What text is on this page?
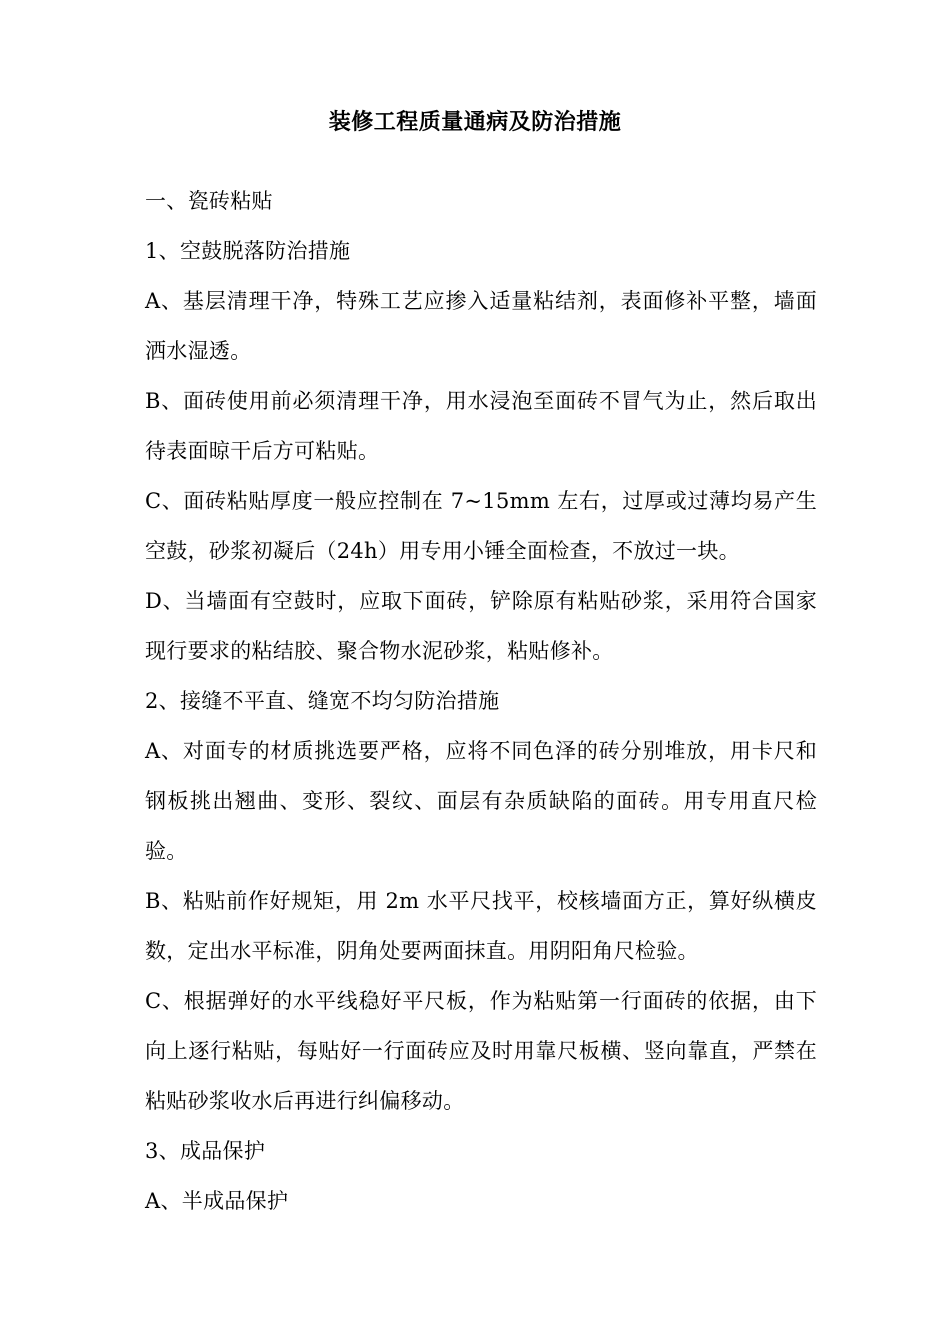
装修工程质量通病及防治措施

一、瓷砖粘贴

1、空鼓脱落防治措施

A、基层清理干净，特殊工艺应掺入适量粘结剂，表面修补平整，墙面洒水湿透。

B、面砖使用前必须清理干净，用水浸泡至面砖不冒气为止，然后取出待表面晾干后方可粘贴。

C、面砖粘贴厚度一般应控制在 7~15mm 左右，过厚或过薄均易产生空鼓，砂浆初凝后（24h）用专用小锤全面检查，不放过一块。

D、当墙面有空鼓时，应取下面砖，铲除原有粘贴砂浆，采用符合国家现行要求的粘结胶、聚合物水泥砂浆，粘贴修补。

2、接缝不平直、缝宽不均匀防治措施

A、对面专的材质挑选要严格，应将不同色泽的砖分别堆放，用卡尺和钢板挑出翘曲、变形、裂纹、面层有杂质缺陷的面砖。用专用直尺检验。

B、粘贴前作好规矩，用 2m 水平尺找平，校核墙面方正，算好纵横皮数，定出水平标准，阴角处要两面抹直。用阴阳角尺检验。

C、根据弹好的水平线稳好平尺板，作为粘贴第一行面砖的依据，由下向上逐行粘贴，每贴好一行面砖应及时用靠尺板横、竖向靠直，严禁在粘贴砂浆收水后再进行纠偏移动。

3、成品保护

A、半成品保护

++++++++

**DIRECTIONS:** Leave out the pictures and transcribe the entries above exactly.

**OUTPUT FOR THIS TASK:**
What text is on this page?
装修工程质量通病及防治措施

一、瓷砖粘贴

1、空鼓脱落防治措施

A、基层清理干净，特殊工艺应掺入适量粘结剂，表面修补平整，墙面洒水湿透。

B、面砖使用前必须清理干净，用水浸泡至面砖不冒气为止，然后取出待表面晾干后方可粘贴。

C、面砖粘贴厚度一般应控制在 7~15mm 左右，过厚或过薄均易产生空鼓，砂浆初凝后（24h）用专用小锤全面检查，不放过一块。

D、当墙面有空鼓时，应取下面砖，铲除原有粘贴砂浆，采用符合国家现行要求的粘结胶、聚合物水泥砂浆，粘贴修补。

2、接缝不平直、缝宽不均匀防治措施

A、对面专的材质挑选要严格，应将不同色泽的砖分别堆放，用卡尺和钢板挑出翘曲、变形、裂纹、面层有杂质缺陷的面砖。用专用直尺检验。

B、粘贴前作好规矩，用 2m 水平尺找平，校核墙面方正，算好纵横皮数，定出水平标准，阴角处要两面抹直。用阴阳角尺检验。

C、根据弹好的水平线稳好平尺板，作为粘贴第一行面砖的依据，由下向上逐行粘贴，每贴好一行面砖应及时用靠尺板横、竖向靠直，严禁在粘贴砂浆收水后再进行纠偏移动。

3、成品保护

A、半成品保护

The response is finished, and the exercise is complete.